[Dataset records on visual material]
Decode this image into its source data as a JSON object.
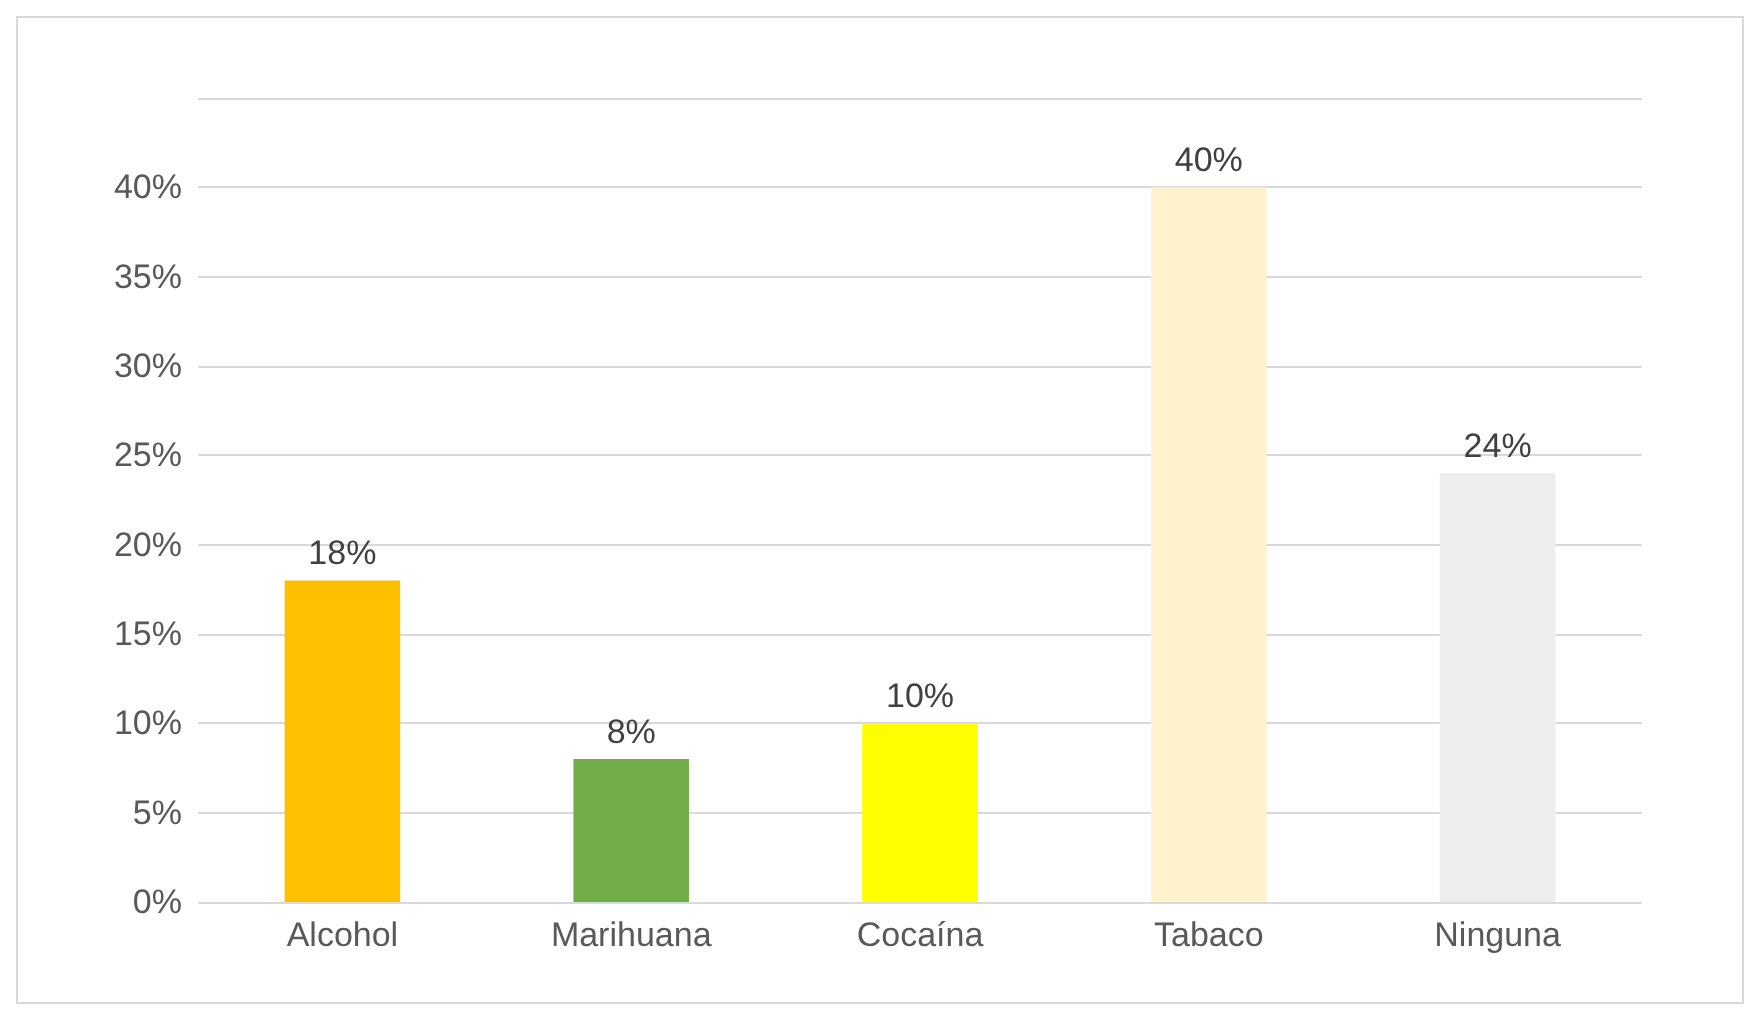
{
  "chart_data": {
    "type": "bar",
    "categories": [
      "Alcohol",
      "Marihuana",
      "Cocaína",
      "Tabaco",
      "Ninguna"
    ],
    "values": [
      18,
      8,
      10,
      40,
      24
    ],
    "colors": [
      "#ffc000",
      "#70ad47",
      "#ffff00",
      "#fff2cc",
      "#ededed"
    ],
    "value_labels": [
      "18%",
      "8%",
      "10%",
      "40%",
      "24%"
    ],
    "ylim": [
      0,
      45
    ],
    "yticks": [
      {
        "value": 0,
        "label": "0%"
      },
      {
        "value": 5,
        "label": "5%"
      },
      {
        "value": 10,
        "label": "10%"
      },
      {
        "value": 15,
        "label": "15%"
      },
      {
        "value": 20,
        "label": "20%"
      },
      {
        "value": 25,
        "label": "25%"
      },
      {
        "value": 30,
        "label": "30%"
      },
      {
        "value": 35,
        "label": "35%"
      },
      {
        "value": 40,
        "label": "40%"
      },
      {
        "value": 45,
        "label": null
      }
    ],
    "grid": true
  }
}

- **OBJECTIVE**: From the data above, write out everything exactly except the pictures.

- **REPLY TO THE TASK**:
Decode this image into its source data as a JSON object.
{
  "chart_data": {
    "type": "bar",
    "categories": [
      "Alcohol",
      "Marihuana",
      "Cocaína",
      "Tabaco",
      "Ninguna"
    ],
    "values": [
      18,
      8,
      10,
      40,
      24
    ],
    "colors": [
      "#ffc000",
      "#70ad47",
      "#ffff00",
      "#fff2cc",
      "#ededed"
    ],
    "value_labels": [
      "18%",
      "8%",
      "10%",
      "40%",
      "24%"
    ],
    "ylim": [
      0,
      45
    ],
    "yticks": [
      {
        "value": 0,
        "label": "0%"
      },
      {
        "value": 5,
        "label": "5%"
      },
      {
        "value": 10,
        "label": "10%"
      },
      {
        "value": 15,
        "label": "15%"
      },
      {
        "value": 20,
        "label": "20%"
      },
      {
        "value": 25,
        "label": "25%"
      },
      {
        "value": 30,
        "label": "30%"
      },
      {
        "value": 35,
        "label": "35%"
      },
      {
        "value": 40,
        "label": "40%"
      },
      {
        "value": 45,
        "label": null
      }
    ],
    "grid": true
  }
}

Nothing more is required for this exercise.